> STATED PROBLEM:
Which lines have the string "Bureau"? Copy all of them from the entries below.

> SUPPLIED MATERIAL:
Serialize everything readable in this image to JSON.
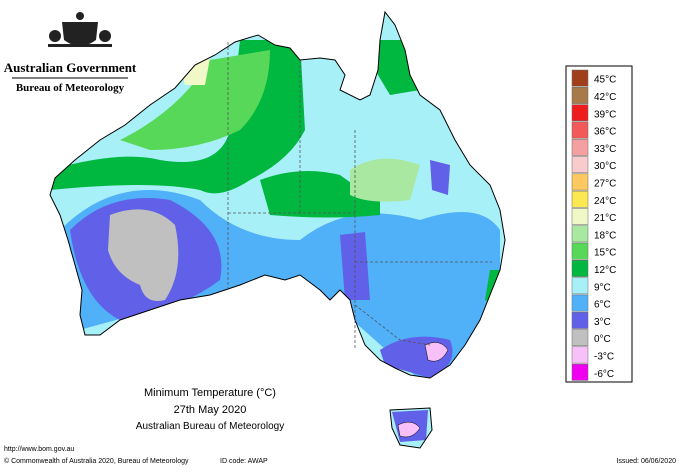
{
  "header": {
    "government": "Australian Government",
    "bureau": "Bureau of Meteorology"
  },
  "legend": {
    "items": [
      {
        "label": "45°C",
        "color": "#a0401a"
      },
      {
        "label": "42°C",
        "color": "#a87a4a"
      },
      {
        "label": "39°C",
        "color": "#ee1c1c"
      },
      {
        "label": "36°C",
        "color": "#f25a5a"
      },
      {
        "label": "33°C",
        "color": "#f5a0a0"
      },
      {
        "label": "30°C",
        "color": "#f8cccc"
      },
      {
        "label": "27°C",
        "color": "#fcc860"
      },
      {
        "label": "24°C",
        "color": "#fce850"
      },
      {
        "label": "21°C",
        "color": "#f0f8c8"
      },
      {
        "label": "18°C",
        "color": "#a8e8a0"
      },
      {
        "label": "15°C",
        "color": "#58d858"
      },
      {
        "label": "12°C",
        "color": "#00b840"
      },
      {
        "label": "9°C",
        "color": "#a8f0f8"
      },
      {
        "label": "6°C",
        "color": "#50b0f8"
      },
      {
        "label": "3°C",
        "color": "#6060e8"
      },
      {
        "label": "0°C",
        "color": "#c0c0c0"
      },
      {
        "label": "-3°C",
        "color": "#f8c0f8"
      },
      {
        "label": "-6°C",
        "color": "#f000f0"
      }
    ]
  },
  "map": {
    "title": "Minimum Temperature (°C)",
    "date": "27th May 2020",
    "source": "Australian Bureau of Meteorology"
  },
  "footer": {
    "url": "http://www.bom.gov.au",
    "copyright": "© Commonwealth of Australia 2020, Bureau of Meteorology",
    "id_code": "ID code: AWAP",
    "issued": "Issued: 06/06/2020"
  }
}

> FINISHED EXERCISE:
    "bureau": "Bureau of Meteorology"
    "source": "Australian Bureau of Meteorology"
    "copyright": "© Commonwealth of Australia 2020, Bureau of Meteorology",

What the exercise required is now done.